▶ _TASK_: Write out the full set of records exactly. Any pictures in them do not belong in the copy.
* start SUPPLIED MATERIAL *
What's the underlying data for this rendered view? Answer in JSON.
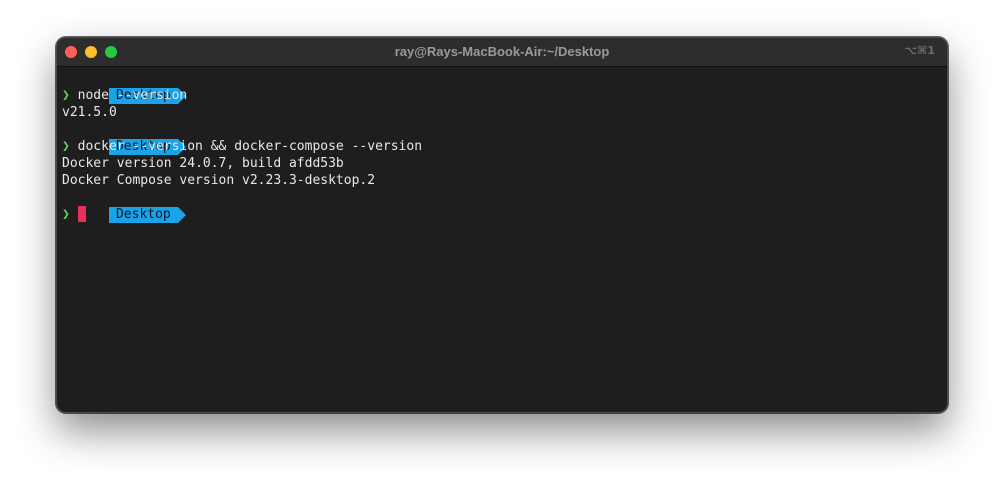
{
  "window": {
    "title": "ray@Rays-MacBook-Air:~/Desktop",
    "shortcut": "⌥⌘1"
  },
  "prompt": {
    "directory": "Desktop",
    "symbol": "❯"
  },
  "terminal": {
    "cmd1": "node --version",
    "out1": "v21.5.0",
    "cmd2": "docker --version && docker-compose --version",
    "out2": "Docker version 24.0.7, build afdd53b",
    "out3": "Docker Compose version v2.23.3-desktop.2"
  },
  "colors": {
    "segment_bg": "#1aa3e8",
    "prompt_symbol": "#5fd35f",
    "cursor": "#e8315a",
    "terminal_bg": "#1e1e1e"
  }
}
* end SUPPLIED MATERIAL *
▶ _COMPLETE ANSWER_:
What's the underlying data for this rendered view? Answer in JSON.
{
  "window": {
    "title": "ray@Rays-MacBook-Air:~/Desktop",
    "shortcut": "⌥⌘1"
  },
  "prompt": {
    "directory": "Desktop",
    "symbol": "❯"
  },
  "terminal": {
    "cmd1": "node --version",
    "out1": "v21.5.0",
    "cmd2": "docker --version && docker-compose --version",
    "out2": "Docker version 24.0.7, build afdd53b",
    "out3": "Docker Compose version v2.23.3-desktop.2"
  },
  "colors": {
    "segment_bg": "#1aa3e8",
    "prompt_symbol": "#5fd35f",
    "cursor": "#e8315a",
    "terminal_bg": "#1e1e1e"
  }
}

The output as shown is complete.